__TASK BRIEF__: From the listing below, pull out the lines that hold "page".

[A block of data]
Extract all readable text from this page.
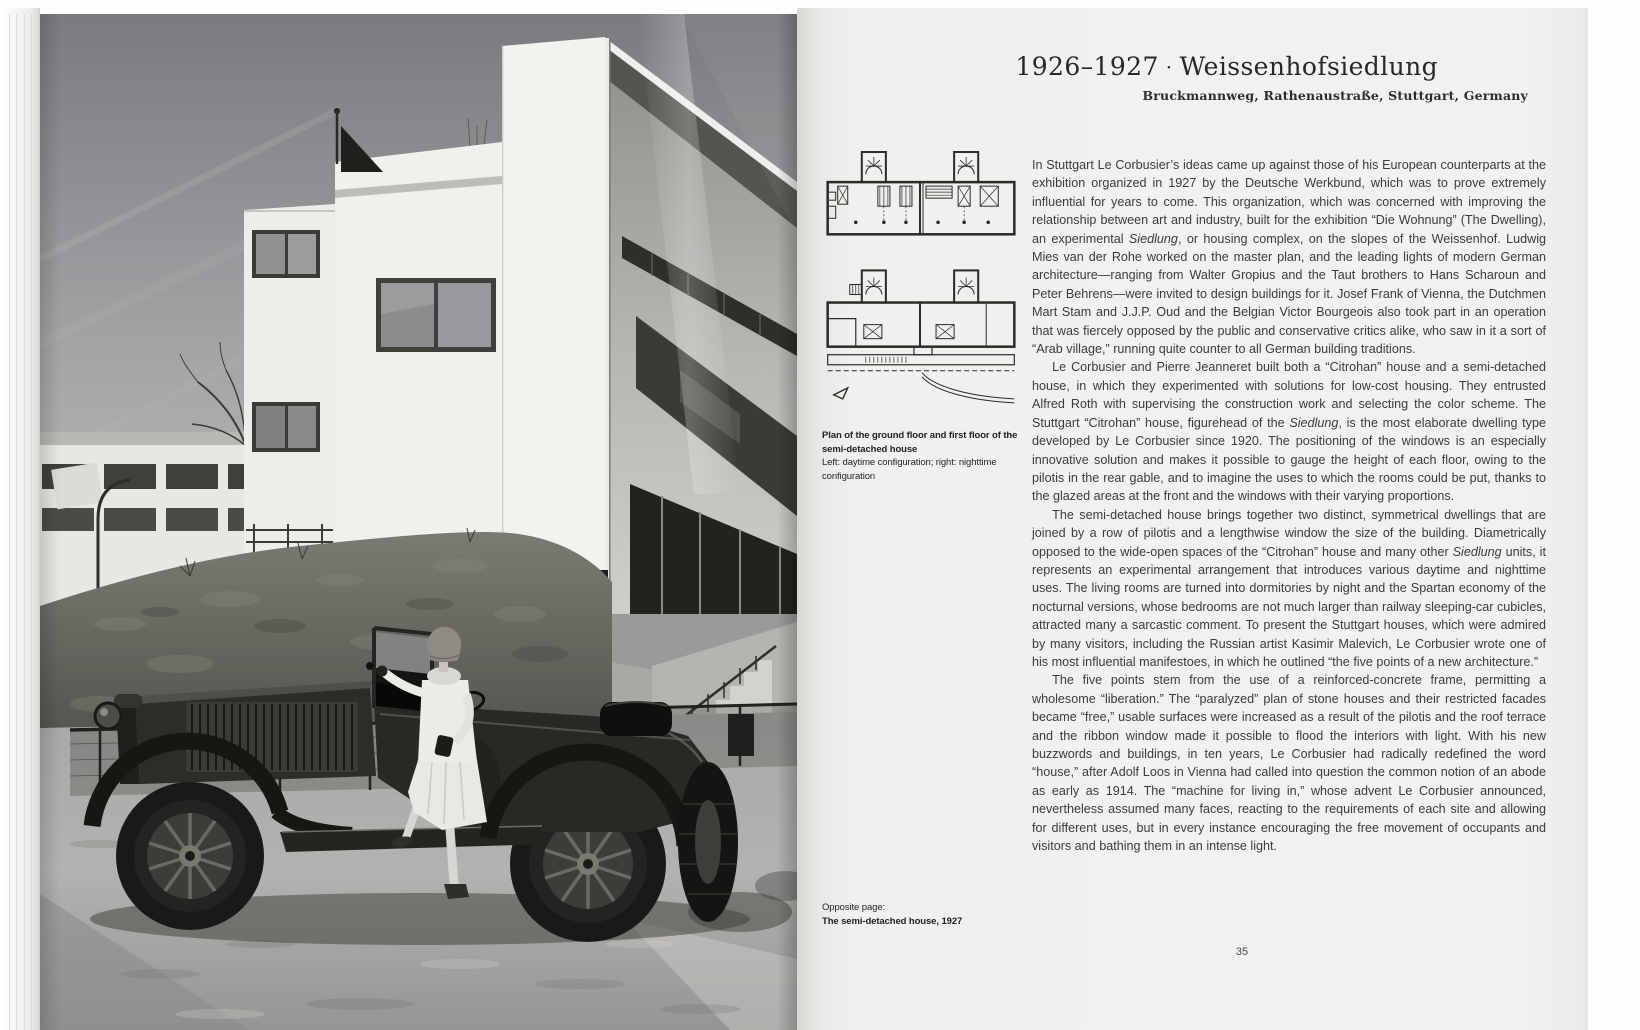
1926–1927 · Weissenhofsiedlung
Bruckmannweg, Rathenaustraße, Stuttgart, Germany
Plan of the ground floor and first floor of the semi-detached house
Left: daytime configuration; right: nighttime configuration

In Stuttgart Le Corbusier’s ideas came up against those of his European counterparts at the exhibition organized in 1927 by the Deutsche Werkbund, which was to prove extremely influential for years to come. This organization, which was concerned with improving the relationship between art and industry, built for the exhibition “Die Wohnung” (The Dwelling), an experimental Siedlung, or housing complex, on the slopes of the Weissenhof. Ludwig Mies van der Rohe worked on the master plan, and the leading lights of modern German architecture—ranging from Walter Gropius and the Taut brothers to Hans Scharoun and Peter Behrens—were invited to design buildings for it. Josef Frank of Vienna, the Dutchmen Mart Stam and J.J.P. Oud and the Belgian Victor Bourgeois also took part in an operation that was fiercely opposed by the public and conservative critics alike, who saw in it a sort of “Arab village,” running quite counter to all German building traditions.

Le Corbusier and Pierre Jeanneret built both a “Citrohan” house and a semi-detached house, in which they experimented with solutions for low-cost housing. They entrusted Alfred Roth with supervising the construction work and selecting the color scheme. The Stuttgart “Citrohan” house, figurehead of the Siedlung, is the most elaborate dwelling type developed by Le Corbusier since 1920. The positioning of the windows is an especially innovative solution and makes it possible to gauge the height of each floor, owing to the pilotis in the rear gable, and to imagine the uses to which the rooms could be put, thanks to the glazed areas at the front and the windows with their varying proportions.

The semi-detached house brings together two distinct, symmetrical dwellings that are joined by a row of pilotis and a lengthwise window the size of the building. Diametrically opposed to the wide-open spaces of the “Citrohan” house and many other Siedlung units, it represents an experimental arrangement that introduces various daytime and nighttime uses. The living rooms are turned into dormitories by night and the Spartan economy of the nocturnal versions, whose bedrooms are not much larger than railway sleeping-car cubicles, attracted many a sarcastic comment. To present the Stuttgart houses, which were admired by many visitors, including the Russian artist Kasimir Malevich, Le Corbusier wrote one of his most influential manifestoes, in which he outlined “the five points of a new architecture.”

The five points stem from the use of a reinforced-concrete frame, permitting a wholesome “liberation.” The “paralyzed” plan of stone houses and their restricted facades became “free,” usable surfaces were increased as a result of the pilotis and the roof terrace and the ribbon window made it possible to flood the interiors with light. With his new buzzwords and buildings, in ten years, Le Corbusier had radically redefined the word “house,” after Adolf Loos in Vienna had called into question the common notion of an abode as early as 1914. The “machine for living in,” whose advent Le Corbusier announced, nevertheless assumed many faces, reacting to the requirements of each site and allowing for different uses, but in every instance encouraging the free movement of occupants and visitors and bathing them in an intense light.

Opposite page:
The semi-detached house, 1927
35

==

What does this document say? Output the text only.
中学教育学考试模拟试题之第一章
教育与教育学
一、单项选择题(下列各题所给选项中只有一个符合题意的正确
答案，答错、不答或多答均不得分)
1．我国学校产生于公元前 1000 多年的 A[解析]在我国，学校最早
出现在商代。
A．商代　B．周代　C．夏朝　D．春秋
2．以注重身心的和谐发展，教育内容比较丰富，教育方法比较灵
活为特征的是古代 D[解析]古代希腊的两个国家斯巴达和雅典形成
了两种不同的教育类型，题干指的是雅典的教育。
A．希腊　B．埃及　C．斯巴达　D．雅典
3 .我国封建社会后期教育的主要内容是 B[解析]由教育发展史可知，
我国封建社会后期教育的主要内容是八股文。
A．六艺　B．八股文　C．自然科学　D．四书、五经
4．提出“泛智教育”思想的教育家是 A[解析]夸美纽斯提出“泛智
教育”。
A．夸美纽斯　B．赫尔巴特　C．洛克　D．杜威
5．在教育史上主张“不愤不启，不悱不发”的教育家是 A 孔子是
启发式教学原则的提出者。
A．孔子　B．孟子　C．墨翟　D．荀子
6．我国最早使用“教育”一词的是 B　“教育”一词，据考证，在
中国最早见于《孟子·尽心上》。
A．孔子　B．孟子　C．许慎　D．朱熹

__THE REPLY__:
Extract all readable text from this page.
Opposite page:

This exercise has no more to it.